*Given problem:* Keep the pictures out of the copy and repeat the records exactly.

[Dataset listings of figures]
__________

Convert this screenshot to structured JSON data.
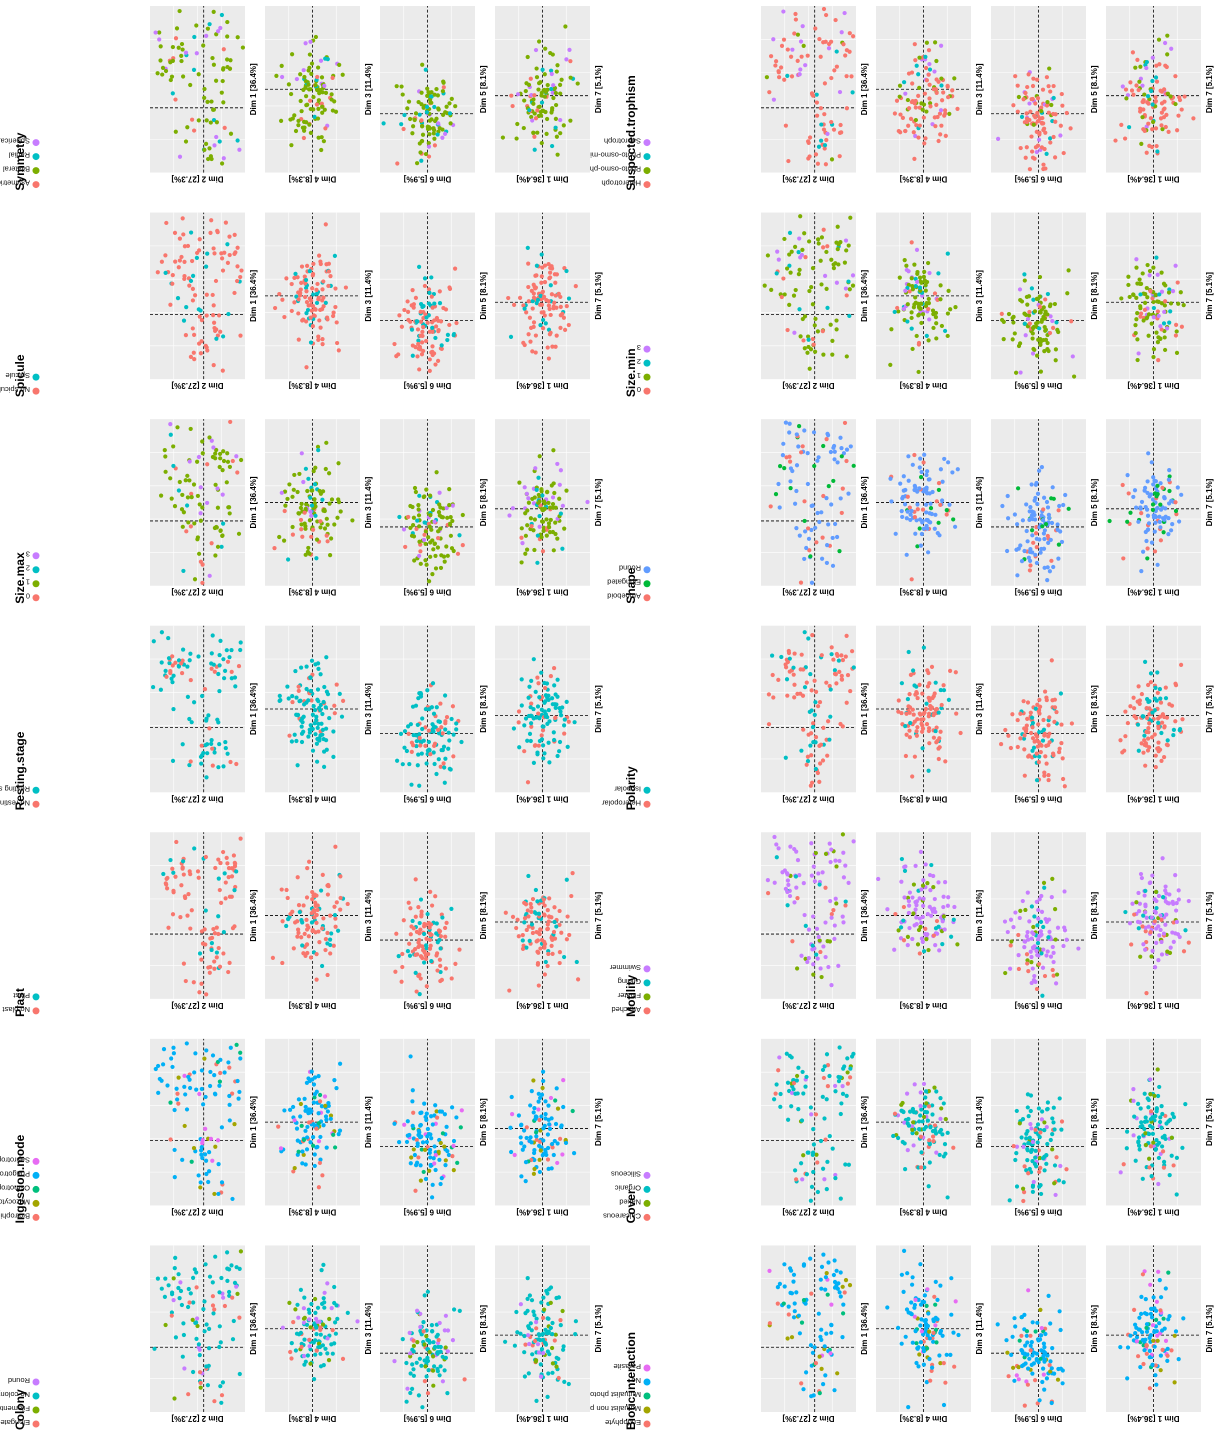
{
  "figure": {
    "orientation": "rotated-90-counterclockwise",
    "dims": {
      "dim1": "Dim 1 [36.4%]",
      "dim2": "Dim 2 [27.3%]",
      "dim3": "Dim 3 [11.4%]",
      "dim4": "Dim 4 [8.3%]",
      "dim5": "Dim 5 [8.1%]",
      "dim6": "Dim 6 [5.9%]",
      "dim7": "Dim 7 [5.1%]"
    },
    "panel_types": [
      {
        "x": "dim1",
        "y": "dim2",
        "xticks": [
          -0.25,
          0.0,
          0.25,
          0.5
        ],
        "yticks": [
          -0.3,
          0.0,
          0.3,
          0.6
        ]
      },
      {
        "x": "dim3",
        "y": "dim4",
        "xticks": [
          -0.2,
          0.0,
          0.2
        ],
        "yticks": [
          -0.4,
          -0.2,
          0.0,
          0.2,
          0.4
        ]
      },
      {
        "x": "dim5",
        "y": "dim6",
        "xticks": [
          -0.25,
          0.0,
          0.25,
          0.5
        ],
        "yticks": [
          -0.2,
          -0.1,
          0.0,
          0.1,
          0.2
        ]
      },
      {
        "x": "dim7",
        "y": "dim1",
        "xticks": [
          -0.2,
          0.0,
          0.2
        ],
        "yticks": [
          -0.5,
          -0.25,
          0.0,
          0.25,
          0.5
        ]
      }
    ],
    "colors": {
      "red": "#f8766d",
      "olive": "#7cae00",
      "teal": "#00bfc4",
      "purple": "#c77cff",
      "green": "#00ba38",
      "blue": "#619cff",
      "yellowgreen": "#a3a500",
      "cyan": "#00b0f6",
      "magenta": "#e76bf3",
      "panel_bg": "#ebebeb",
      "grid": "#ffffff"
    }
  },
  "chart_data": [
    {
      "type": "scatter",
      "variable": "Biotic.interaction",
      "legend_title": "Biotic.interaction",
      "levels": [
        {
          "name": "Endophyte",
          "color": "#f8766d"
        },
        {
          "name": "Mutualist non photosynthetic",
          "color": "#a3a500"
        },
        {
          "name": "Mutualist photosynthetic",
          "color": "#00bf7d"
        },
        {
          "name": "No",
          "color": "#00b0f6"
        },
        {
          "name": "Parasite",
          "color": "#e76bf3"
        }
      ],
      "dominant": "No"
    },
    {
      "type": "scatter",
      "variable": "Cover",
      "legend_title": "Cover",
      "levels": [
        {
          "name": "Calcareous",
          "color": "#f8766d"
        },
        {
          "name": "Naked",
          "color": "#7cae00"
        },
        {
          "name": "Organic",
          "color": "#00bfc4"
        },
        {
          "name": "Siliceous",
          "color": "#c77cff"
        }
      ],
      "dominant": "Organic"
    },
    {
      "type": "scatter",
      "variable": "Motility",
      "legend_title": "Motility",
      "levels": [
        {
          "name": "Attached",
          "color": "#f8766d"
        },
        {
          "name": "Floater",
          "color": "#7cae00"
        },
        {
          "name": "Gliding",
          "color": "#00bfc4"
        },
        {
          "name": "Swimmer",
          "color": "#c77cff"
        }
      ],
      "dominant": "Swimmer"
    },
    {
      "type": "scatter",
      "variable": "Polarity",
      "legend_title": "Polarity",
      "levels": [
        {
          "name": "Heteropolar",
          "color": "#f8766d"
        },
        {
          "name": "Isopolar",
          "color": "#00bfc4"
        }
      ],
      "dominant": "Heteropolar"
    },
    {
      "type": "scatter",
      "variable": "Shape",
      "legend_title": "Shape",
      "levels": [
        {
          "name": "Amoeboid",
          "color": "#f8766d"
        },
        {
          "name": "Elongated",
          "color": "#00ba38"
        },
        {
          "name": "Round",
          "color": "#619cff"
        }
      ],
      "dominant": "Round"
    },
    {
      "type": "scatter",
      "variable": "Size.min",
      "legend_title": "Size.min",
      "levels": [
        {
          "name": "0",
          "color": "#f8766d"
        },
        {
          "name": "1",
          "color": "#7cae00"
        },
        {
          "name": "2",
          "color": "#00bfc4"
        },
        {
          "name": "3",
          "color": "#c77cff"
        }
      ],
      "dominant": "1"
    },
    {
      "type": "scatter",
      "variable": "Suspected.trophism",
      "legend_title": "Suspected.trophism",
      "levels": [
        {
          "name": "Heterotroph",
          "color": "#f8766d"
        },
        {
          "name": "Photo-osmo-phago-mixotroph",
          "color": "#7cae00"
        },
        {
          "name": "Photo-osmo-mixotroph",
          "color": "#00bfc4"
        },
        {
          "name": "Saprotroph",
          "color": "#c77cff"
        }
      ],
      "dominant": "Heterotroph"
    },
    {
      "type": "scatter",
      "variable": "Colony",
      "legend_title": "Colony",
      "levels": [
        {
          "name": "Elongated",
          "color": "#f8766d"
        },
        {
          "name": "Filamentous",
          "color": "#7cae00"
        },
        {
          "name": "No colony",
          "color": "#00bfc4"
        },
        {
          "name": "Round",
          "color": "#c77cff"
        }
      ],
      "dominant": "No colony"
    },
    {
      "type": "scatter",
      "variable": "Ingestion.mode",
      "legend_title": "Ingestion.mode",
      "levels": [
        {
          "name": "Biotrophic",
          "color": "#f8766d"
        },
        {
          "name": "Myzocytotic",
          "color": "#a3a500"
        },
        {
          "name": "Osmotrophic or no ingestion",
          "color": "#00bf7d"
        },
        {
          "name": "Phagotrophic",
          "color": "#00b0f6"
        },
        {
          "name": "Saprotrophic",
          "color": "#e76bf3"
        }
      ],
      "dominant": "Phagotrophic"
    },
    {
      "type": "scatter",
      "variable": "Plast",
      "legend_title": "Plast",
      "levels": [
        {
          "name": "No plast",
          "color": "#f8766d"
        },
        {
          "name": "Plast",
          "color": "#00bfc4"
        }
      ],
      "dominant": "No plast"
    },
    {
      "type": "scatter",
      "variable": "Resting.stage",
      "legend_title": "Resting.stage",
      "levels": [
        {
          "name": "No resting stage",
          "color": "#f8766d"
        },
        {
          "name": "Resting stage",
          "color": "#00bfc4"
        }
      ],
      "dominant": "Resting stage"
    },
    {
      "type": "scatter",
      "variable": "Size.max",
      "legend_title": "Size.max",
      "levels": [
        {
          "name": "0",
          "color": "#f8766d"
        },
        {
          "name": "1",
          "color": "#7cae00"
        },
        {
          "name": "2",
          "color": "#00bfc4"
        },
        {
          "name": "3",
          "color": "#c77cff"
        }
      ],
      "dominant": "1"
    },
    {
      "type": "scatter",
      "variable": "Spicule",
      "legend_title": "Spicule",
      "levels": [
        {
          "name": "No spicule",
          "color": "#f8766d"
        },
        {
          "name": "Spicule",
          "color": "#00bfc4"
        }
      ],
      "dominant": "No spicule"
    },
    {
      "type": "scatter",
      "variable": "Symmetry",
      "legend_title": "Symmetry",
      "levels": [
        {
          "name": "Asymetrical",
          "color": "#f8766d"
        },
        {
          "name": "Bilateral",
          "color": "#7cae00"
        },
        {
          "name": "Radial",
          "color": "#00bfc4"
        },
        {
          "name": "Spherical",
          "color": "#c77cff"
        }
      ],
      "dominant": "Bilateral"
    }
  ]
}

__________

*Result of this task:*
Convert this screenshot to structured JSON data.
{
  "figure": {
    "orientation": "rotated-90-counterclockwise",
    "dims": {
      "dim1": "Dim 1 [36.4%]",
      "dim2": "Dim 2 [27.3%]",
      "dim3": "Dim 3 [11.4%]",
      "dim4": "Dim 4 [8.3%]",
      "dim5": "Dim 5 [8.1%]",
      "dim6": "Dim 6 [5.9%]",
      "dim7": "Dim 7 [5.1%]"
    },
    "panel_types": [
      {
        "x": "dim1",
        "y": "dim2",
        "xticks": [
          -0.25,
          0.0,
          0.25,
          0.5
        ],
        "yticks": [
          -0.3,
          0.0,
          0.3,
          0.6
        ]
      },
      {
        "x": "dim3",
        "y": "dim4",
        "xticks": [
          -0.2,
          0.0,
          0.2
        ],
        "yticks": [
          -0.4,
          -0.2,
          0.0,
          0.2,
          0.4
        ]
      },
      {
        "x": "dim5",
        "y": "dim6",
        "xticks": [
          -0.25,
          0.0,
          0.25,
          0.5
        ],
        "yticks": [
          -0.2,
          -0.1,
          0.0,
          0.1,
          0.2
        ]
      },
      {
        "x": "dim7",
        "y": "dim1",
        "xticks": [
          -0.2,
          0.0,
          0.2
        ],
        "yticks": [
          -0.5,
          -0.25,
          0.0,
          0.25,
          0.5
        ]
      }
    ],
    "colors": {
      "red": "#f8766d",
      "olive": "#7cae00",
      "teal": "#00bfc4",
      "purple": "#c77cff",
      "green": "#00ba38",
      "blue": "#619cff",
      "yellowgreen": "#a3a500",
      "cyan": "#00b0f6",
      "magenta": "#e76bf3",
      "panel_bg": "#ebebeb",
      "grid": "#ffffff"
    }
  },
  "chart_data": [
    {
      "type": "scatter",
      "variable": "Biotic.interaction",
      "legend_title": "Biotic.interaction",
      "levels": [
        {
          "name": "Endophyte",
          "color": "#f8766d"
        },
        {
          "name": "Mutualist non photosynthetic",
          "color": "#a3a500"
        },
        {
          "name": "Mutualist photosynthetic",
          "color": "#00bf7d"
        },
        {
          "name": "No",
          "color": "#00b0f6"
        },
        {
          "name": "Parasite",
          "color": "#e76bf3"
        }
      ],
      "dominant": "No"
    },
    {
      "type": "scatter",
      "variable": "Cover",
      "legend_title": "Cover",
      "levels": [
        {
          "name": "Calcareous",
          "color": "#f8766d"
        },
        {
          "name": "Naked",
          "color": "#7cae00"
        },
        {
          "name": "Organic",
          "color": "#00bfc4"
        },
        {
          "name": "Siliceous",
          "color": "#c77cff"
        }
      ],
      "dominant": "Organic"
    },
    {
      "type": "scatter",
      "variable": "Motility",
      "legend_title": "Motility",
      "levels": [
        {
          "name": "Attached",
          "color": "#f8766d"
        },
        {
          "name": "Floater",
          "color": "#7cae00"
        },
        {
          "name": "Gliding",
          "color": "#00bfc4"
        },
        {
          "name": "Swimmer",
          "color": "#c77cff"
        }
      ],
      "dominant": "Swimmer"
    },
    {
      "type": "scatter",
      "variable": "Polarity",
      "legend_title": "Polarity",
      "levels": [
        {
          "name": "Heteropolar",
          "color": "#f8766d"
        },
        {
          "name": "Isopolar",
          "color": "#00bfc4"
        }
      ],
      "dominant": "Heteropolar"
    },
    {
      "type": "scatter",
      "variable": "Shape",
      "legend_title": "Shape",
      "levels": [
        {
          "name": "Amoeboid",
          "color": "#f8766d"
        },
        {
          "name": "Elongated",
          "color": "#00ba38"
        },
        {
          "name": "Round",
          "color": "#619cff"
        }
      ],
      "dominant": "Round"
    },
    {
      "type": "scatter",
      "variable": "Size.min",
      "legend_title": "Size.min",
      "levels": [
        {
          "name": "0",
          "color": "#f8766d"
        },
        {
          "name": "1",
          "color": "#7cae00"
        },
        {
          "name": "2",
          "color": "#00bfc4"
        },
        {
          "name": "3",
          "color": "#c77cff"
        }
      ],
      "dominant": "1"
    },
    {
      "type": "scatter",
      "variable": "Suspected.trophism",
      "legend_title": "Suspected.trophism",
      "levels": [
        {
          "name": "Heterotroph",
          "color": "#f8766d"
        },
        {
          "name": "Photo-osmo-phago-mixotroph",
          "color": "#7cae00"
        },
        {
          "name": "Photo-osmo-mixotroph",
          "color": "#00bfc4"
        },
        {
          "name": "Saprotroph",
          "color": "#c77cff"
        }
      ],
      "dominant": "Heterotroph"
    },
    {
      "type": "scatter",
      "variable": "Colony",
      "legend_title": "Colony",
      "levels": [
        {
          "name": "Elongated",
          "color": "#f8766d"
        },
        {
          "name": "Filamentous",
          "color": "#7cae00"
        },
        {
          "name": "No colony",
          "color": "#00bfc4"
        },
        {
          "name": "Round",
          "color": "#c77cff"
        }
      ],
      "dominant": "No colony"
    },
    {
      "type": "scatter",
      "variable": "Ingestion.mode",
      "legend_title": "Ingestion.mode",
      "levels": [
        {
          "name": "Biotrophic",
          "color": "#f8766d"
        },
        {
          "name": "Myzocytotic",
          "color": "#a3a500"
        },
        {
          "name": "Osmotrophic or no ingestion",
          "color": "#00bf7d"
        },
        {
          "name": "Phagotrophic",
          "color": "#00b0f6"
        },
        {
          "name": "Saprotrophic",
          "color": "#e76bf3"
        }
      ],
      "dominant": "Phagotrophic"
    },
    {
      "type": "scatter",
      "variable": "Plast",
      "legend_title": "Plast",
      "levels": [
        {
          "name": "No plast",
          "color": "#f8766d"
        },
        {
          "name": "Plast",
          "color": "#00bfc4"
        }
      ],
      "dominant": "No plast"
    },
    {
      "type": "scatter",
      "variable": "Resting.stage",
      "legend_title": "Resting.stage",
      "levels": [
        {
          "name": "No resting stage",
          "color": "#f8766d"
        },
        {
          "name": "Resting stage",
          "color": "#00bfc4"
        }
      ],
      "dominant": "Resting stage"
    },
    {
      "type": "scatter",
      "variable": "Size.max",
      "legend_title": "Size.max",
      "levels": [
        {
          "name": "0",
          "color": "#f8766d"
        },
        {
          "name": "1",
          "color": "#7cae00"
        },
        {
          "name": "2",
          "color": "#00bfc4"
        },
        {
          "name": "3",
          "color": "#c77cff"
        }
      ],
      "dominant": "1"
    },
    {
      "type": "scatter",
      "variable": "Spicule",
      "legend_title": "Spicule",
      "levels": [
        {
          "name": "No spicule",
          "color": "#f8766d"
        },
        {
          "name": "Spicule",
          "color": "#00bfc4"
        }
      ],
      "dominant": "No spicule"
    },
    {
      "type": "scatter",
      "variable": "Symmetry",
      "legend_title": "Symmetry",
      "levels": [
        {
          "name": "Asymetrical",
          "color": "#f8766d"
        },
        {
          "name": "Bilateral",
          "color": "#7cae00"
        },
        {
          "name": "Radial",
          "color": "#00bfc4"
        },
        {
          "name": "Spherical",
          "color": "#c77cff"
        }
      ],
      "dominant": "Bilateral"
    }
  ]
}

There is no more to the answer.